DATA LISTING section start
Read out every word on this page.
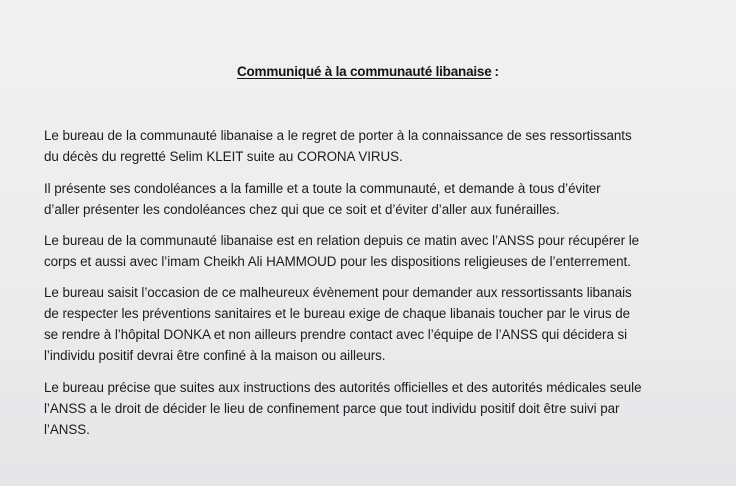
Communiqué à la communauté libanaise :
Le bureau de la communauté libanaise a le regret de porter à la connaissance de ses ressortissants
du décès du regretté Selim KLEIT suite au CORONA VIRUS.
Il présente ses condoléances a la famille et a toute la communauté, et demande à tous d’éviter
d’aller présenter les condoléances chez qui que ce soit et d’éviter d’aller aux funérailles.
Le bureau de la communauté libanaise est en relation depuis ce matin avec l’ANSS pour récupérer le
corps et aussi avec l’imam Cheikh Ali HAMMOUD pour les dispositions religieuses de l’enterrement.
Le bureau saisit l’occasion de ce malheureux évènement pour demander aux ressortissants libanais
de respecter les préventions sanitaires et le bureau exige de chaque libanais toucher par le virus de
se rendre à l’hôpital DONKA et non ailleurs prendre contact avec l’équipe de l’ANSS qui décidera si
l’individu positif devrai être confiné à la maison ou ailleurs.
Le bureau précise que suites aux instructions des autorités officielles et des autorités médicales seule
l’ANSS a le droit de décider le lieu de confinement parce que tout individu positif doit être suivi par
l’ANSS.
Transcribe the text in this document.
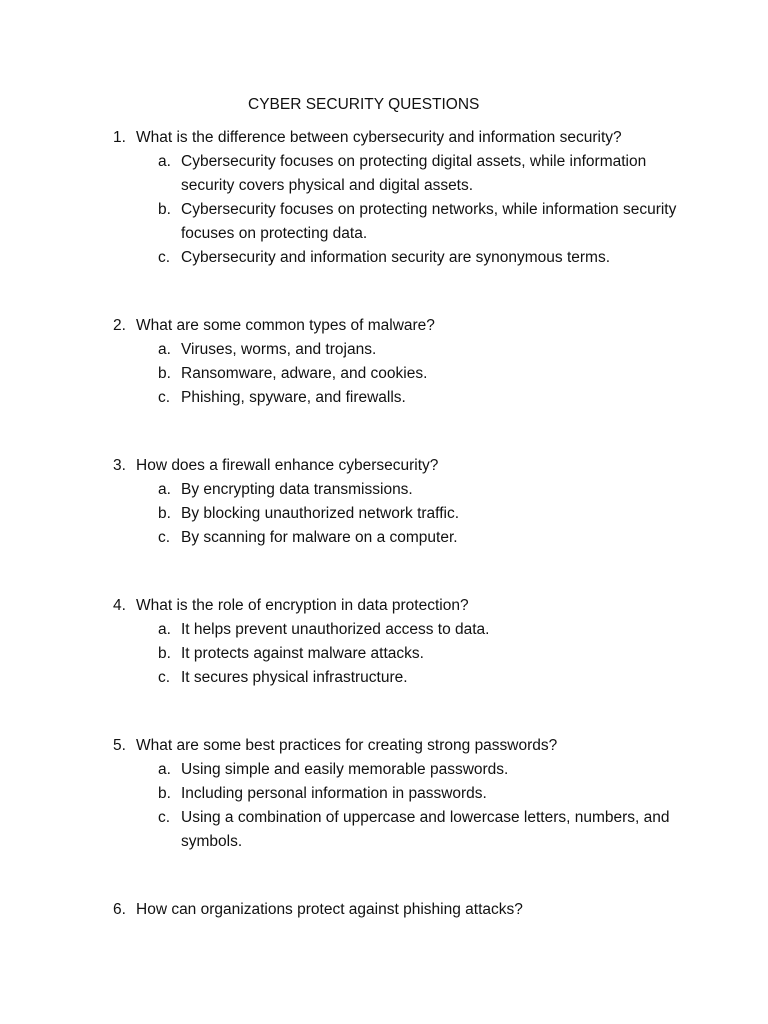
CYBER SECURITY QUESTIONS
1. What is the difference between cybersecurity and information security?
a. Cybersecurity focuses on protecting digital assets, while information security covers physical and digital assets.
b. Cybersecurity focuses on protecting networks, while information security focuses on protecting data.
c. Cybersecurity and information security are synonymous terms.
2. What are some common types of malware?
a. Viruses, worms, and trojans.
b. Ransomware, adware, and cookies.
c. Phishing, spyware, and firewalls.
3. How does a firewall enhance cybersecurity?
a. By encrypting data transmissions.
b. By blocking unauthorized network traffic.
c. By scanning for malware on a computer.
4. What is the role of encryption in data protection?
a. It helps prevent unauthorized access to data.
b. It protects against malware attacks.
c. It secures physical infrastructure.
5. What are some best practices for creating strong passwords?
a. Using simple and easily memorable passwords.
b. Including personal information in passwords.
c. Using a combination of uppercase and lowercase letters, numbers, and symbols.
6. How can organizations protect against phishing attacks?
DATA LISTING section end
Across the records above, show each line containing the word "this".

* [TASK RESULT]
Read out every word on this page.
Transcribe the text in this document.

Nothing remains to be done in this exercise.